Entries taken from a collection:

________________________

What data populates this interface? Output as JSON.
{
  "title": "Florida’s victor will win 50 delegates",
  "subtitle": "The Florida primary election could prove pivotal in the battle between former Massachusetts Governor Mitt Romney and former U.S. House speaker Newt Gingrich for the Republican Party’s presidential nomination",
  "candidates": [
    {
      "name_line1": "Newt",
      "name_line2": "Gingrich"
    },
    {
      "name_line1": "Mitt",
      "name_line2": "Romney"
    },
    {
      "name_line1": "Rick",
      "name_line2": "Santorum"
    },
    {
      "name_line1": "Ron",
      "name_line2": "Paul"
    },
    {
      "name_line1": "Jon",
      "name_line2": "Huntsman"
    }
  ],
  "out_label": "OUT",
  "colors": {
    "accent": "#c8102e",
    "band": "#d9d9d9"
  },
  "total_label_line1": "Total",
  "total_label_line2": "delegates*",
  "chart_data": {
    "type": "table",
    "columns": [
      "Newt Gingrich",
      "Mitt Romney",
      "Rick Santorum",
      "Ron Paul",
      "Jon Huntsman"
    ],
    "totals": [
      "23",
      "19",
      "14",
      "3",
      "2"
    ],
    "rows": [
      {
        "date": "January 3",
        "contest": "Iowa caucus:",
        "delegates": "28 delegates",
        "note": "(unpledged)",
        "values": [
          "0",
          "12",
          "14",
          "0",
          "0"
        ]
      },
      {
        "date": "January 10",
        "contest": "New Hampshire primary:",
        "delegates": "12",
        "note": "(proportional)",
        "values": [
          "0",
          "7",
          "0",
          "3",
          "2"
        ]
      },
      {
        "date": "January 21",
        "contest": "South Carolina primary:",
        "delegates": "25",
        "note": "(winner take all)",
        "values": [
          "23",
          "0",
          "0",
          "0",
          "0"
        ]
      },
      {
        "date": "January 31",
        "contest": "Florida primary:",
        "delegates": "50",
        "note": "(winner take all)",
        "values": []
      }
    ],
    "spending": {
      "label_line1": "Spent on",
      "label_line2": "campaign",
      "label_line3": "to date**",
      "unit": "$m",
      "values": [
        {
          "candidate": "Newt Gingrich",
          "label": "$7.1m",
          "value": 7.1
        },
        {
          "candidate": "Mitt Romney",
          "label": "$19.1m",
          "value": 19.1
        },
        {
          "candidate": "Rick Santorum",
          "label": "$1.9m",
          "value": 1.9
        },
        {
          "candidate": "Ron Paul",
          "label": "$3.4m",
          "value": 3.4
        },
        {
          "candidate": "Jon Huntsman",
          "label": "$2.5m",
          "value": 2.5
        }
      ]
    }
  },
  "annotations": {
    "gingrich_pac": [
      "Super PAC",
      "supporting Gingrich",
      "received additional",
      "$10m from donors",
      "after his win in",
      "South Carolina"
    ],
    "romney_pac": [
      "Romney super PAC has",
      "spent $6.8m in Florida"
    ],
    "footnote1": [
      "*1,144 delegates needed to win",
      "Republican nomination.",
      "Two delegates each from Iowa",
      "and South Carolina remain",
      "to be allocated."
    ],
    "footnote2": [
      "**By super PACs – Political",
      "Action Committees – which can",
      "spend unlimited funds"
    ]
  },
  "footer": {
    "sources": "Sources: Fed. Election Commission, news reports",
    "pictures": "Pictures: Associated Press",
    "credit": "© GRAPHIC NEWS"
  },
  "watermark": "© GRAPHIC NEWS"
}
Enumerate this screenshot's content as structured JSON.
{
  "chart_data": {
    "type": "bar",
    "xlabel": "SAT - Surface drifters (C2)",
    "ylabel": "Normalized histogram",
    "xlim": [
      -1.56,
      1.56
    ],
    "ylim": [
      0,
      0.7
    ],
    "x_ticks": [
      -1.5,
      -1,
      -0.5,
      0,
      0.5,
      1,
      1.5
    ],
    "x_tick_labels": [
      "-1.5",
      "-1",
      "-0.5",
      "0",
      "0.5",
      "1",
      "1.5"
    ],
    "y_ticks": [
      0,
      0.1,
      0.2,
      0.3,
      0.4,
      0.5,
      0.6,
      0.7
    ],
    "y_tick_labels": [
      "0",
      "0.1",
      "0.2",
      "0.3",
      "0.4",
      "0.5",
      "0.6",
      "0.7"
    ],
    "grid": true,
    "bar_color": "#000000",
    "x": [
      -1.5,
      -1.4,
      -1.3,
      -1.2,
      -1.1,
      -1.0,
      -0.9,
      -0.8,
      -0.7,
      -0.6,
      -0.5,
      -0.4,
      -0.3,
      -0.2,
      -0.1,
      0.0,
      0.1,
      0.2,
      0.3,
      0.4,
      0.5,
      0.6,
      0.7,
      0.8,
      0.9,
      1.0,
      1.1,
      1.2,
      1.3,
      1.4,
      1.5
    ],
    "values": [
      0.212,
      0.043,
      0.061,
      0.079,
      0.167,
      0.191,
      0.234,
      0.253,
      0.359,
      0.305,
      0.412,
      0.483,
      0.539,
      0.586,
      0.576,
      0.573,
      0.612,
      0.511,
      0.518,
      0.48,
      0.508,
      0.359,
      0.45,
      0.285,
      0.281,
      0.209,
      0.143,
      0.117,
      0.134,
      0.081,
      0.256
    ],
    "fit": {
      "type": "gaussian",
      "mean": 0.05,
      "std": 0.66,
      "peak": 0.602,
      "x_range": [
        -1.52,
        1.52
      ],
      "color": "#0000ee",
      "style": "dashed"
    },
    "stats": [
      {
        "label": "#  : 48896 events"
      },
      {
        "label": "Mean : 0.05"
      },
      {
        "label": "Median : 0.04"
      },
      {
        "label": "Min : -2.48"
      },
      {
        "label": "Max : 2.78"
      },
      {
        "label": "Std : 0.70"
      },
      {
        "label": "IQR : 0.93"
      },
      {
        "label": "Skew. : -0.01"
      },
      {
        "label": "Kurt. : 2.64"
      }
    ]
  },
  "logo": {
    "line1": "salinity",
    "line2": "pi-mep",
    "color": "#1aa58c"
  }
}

________________________

Written problem:
Write out every line exactly as it stands.

Full response:
What data populates this interface? Output as JSON.
{
  "title": "Florida’s victor will win 50 delegates",
  "subtitle": "The Florida primary election could prove pivotal in the battle between former Massachusetts Governor Mitt Romney and former U.S. House speaker Newt Gingrich for the Republican Party’s presidential nomination",
  "candidates": [
    {
      "name_line1": "Newt",
      "name_line2": "Gingrich"
    },
    {
      "name_line1": "Mitt",
      "name_line2": "Romney"
    },
    {
      "name_line1": "Rick",
      "name_line2": "Santorum"
    },
    {
      "name_line1": "Ron",
      "name_line2": "Paul"
    },
    {
      "name_line1": "Jon",
      "name_line2": "Huntsman"
    }
  ],
  "out_label": "OUT",
  "colors": {
    "accent": "#c8102e",
    "band": "#d9d9d9"
  },
  "total_label_line1": "Total",
  "total_label_line2": "delegates*",
  "chart_data": {
    "type": "table",
    "columns": [
      "Newt Gingrich",
      "Mitt Romney",
      "Rick Santorum",
      "Ron Paul",
      "Jon Huntsman"
    ],
    "totals": [
      "23",
      "19",
      "14",
      "3",
      "2"
    ],
    "rows": [
      {
        "date": "January 3",
        "contest": "Iowa caucus:",
        "delegates": "28 delegates",
        "note": "(unpledged)",
        "values": [
          "0",
          "12",
          "14",
          "0",
          "0"
        ]
      },
      {
        "date": "January 10",
        "contest": "New Hampshire primary:",
        "delegates": "12",
        "note": "(proportional)",
        "values": [
          "0",
          "7",
          "0",
          "3",
          "2"
        ]
      },
      {
        "date": "January 21",
        "contest": "South Carolina primary:",
        "delegates": "25",
        "note": "(winner take all)",
        "values": [
          "23",
          "0",
          "0",
          "0",
          "0"
        ]
      },
      {
        "date": "January 31",
        "contest": "Florida primary:",
        "delegates": "50",
        "note": "(winner take all)",
        "values": []
      }
    ],
    "spending": {
      "label_line1": "Spent on",
      "label_line2": "campaign",
      "label_line3": "to date**",
      "unit": "$m",
      "values": [
        {
          "candidate": "Newt Gingrich",
          "label": "$7.1m",
          "value": 7.1
        },
        {
          "candidate": "Mitt Romney",
          "label": "$19.1m",
          "value": 19.1
        },
        {
          "candidate": "Rick Santorum",
          "label": "$1.9m",
          "value": 1.9
        },
        {
          "candidate": "Ron Paul",
          "label": "$3.4m",
          "value": 3.4
        },
        {
          "candidate": "Jon Huntsman",
          "label": "$2.5m",
          "value": 2.5
        }
      ]
    }
  },
  "annotations": {
    "gingrich_pac": [
      "Super PAC",
      "supporting Gingrich",
      "received additional",
      "$10m from donors",
      "after his win in",
      "South Carolina"
    ],
    "romney_pac": [
      "Romney super PAC has",
      "spent $6.8m in Florida"
    ],
    "footnote1": [
      "*1,144 delegates needed to win",
      "Republican nomination.",
      "Two delegates each from Iowa",
      "and South Carolina remain",
      "to be allocated."
    ],
    "footnote2": [
      "**By super PACs – Political",
      "Action Committees – which can",
      "spend unlimited funds"
    ]
  },
  "footer": {
    "sources": "Sources: Fed. Election Commission, news reports",
    "pictures": "Pictures: Associated Press",
    "credit": "© GRAPHIC NEWS"
  },
  "watermark": "© GRAPHIC NEWS"
}
Enumerate this screenshot's content as structured JSON.
{
  "chart_data": {
    "type": "bar",
    "xlabel": "SAT - Surface drifters (C2)",
    "ylabel": "Normalized histogram",
    "xlim": [
      -1.56,
      1.56
    ],
    "ylim": [
      0,
      0.7
    ],
    "x_ticks": [
      -1.5,
      -1,
      -0.5,
      0,
      0.5,
      1,
      1.5
    ],
    "x_tick_labels": [
      "-1.5",
      "-1",
      "-0.5",
      "0",
      "0.5",
      "1",
      "1.5"
    ],
    "y_ticks": [
      0,
      0.1,
      0.2,
      0.3,
      0.4,
      0.5,
      0.6,
      0.7
    ],
    "y_tick_labels": [
      "0",
      "0.1",
      "0.2",
      "0.3",
      "0.4",
      "0.5",
      "0.6",
      "0.7"
    ],
    "grid": true,
    "bar_color": "#000000",
    "x": [
      -1.5,
      -1.4,
      -1.3,
      -1.2,
      -1.1,
      -1.0,
      -0.9,
      -0.8,
      -0.7,
      -0.6,
      -0.5,
      -0.4,
      -0.3,
      -0.2,
      -0.1,
      0.0,
      0.1,
      0.2,
      0.3,
      0.4,
      0.5,
      0.6,
      0.7,
      0.8,
      0.9,
      1.0,
      1.1,
      1.2,
      1.3,
      1.4,
      1.5
    ],
    "values": [
      0.212,
      0.043,
      0.061,
      0.079,
      0.167,
      0.191,
      0.234,
      0.253,
      0.359,
      0.305,
      0.412,
      0.483,
      0.539,
      0.586,
      0.576,
      0.573,
      0.612,
      0.511,
      0.518,
      0.48,
      0.508,
      0.359,
      0.45,
      0.285,
      0.281,
      0.209,
      0.143,
      0.117,
      0.134,
      0.081,
      0.256
    ],
    "fit": {
      "type": "gaussian",
      "mean": 0.05,
      "std": 0.66,
      "peak": 0.602,
      "x_range": [
        -1.52,
        1.52
      ],
      "color": "#0000ee",
      "style": "dashed"
    },
    "stats": [
      {
        "label": "#  : 48896 events"
      },
      {
        "label": "Mean : 0.05"
      },
      {
        "label": "Median : 0.04"
      },
      {
        "label": "Min : -2.48"
      },
      {
        "label": "Max : 2.78"
      },
      {
        "label": "Std : 0.70"
      },
      {
        "label": "IQR : 0.93"
      },
      {
        "label": "Skew. : -0.01"
      },
      {
        "label": "Kurt. : 2.64"
      }
    ]
  },
  "logo": {
    "line1": "salinity",
    "line2": "pi-mep",
    "color": "#1aa58c"
  }
}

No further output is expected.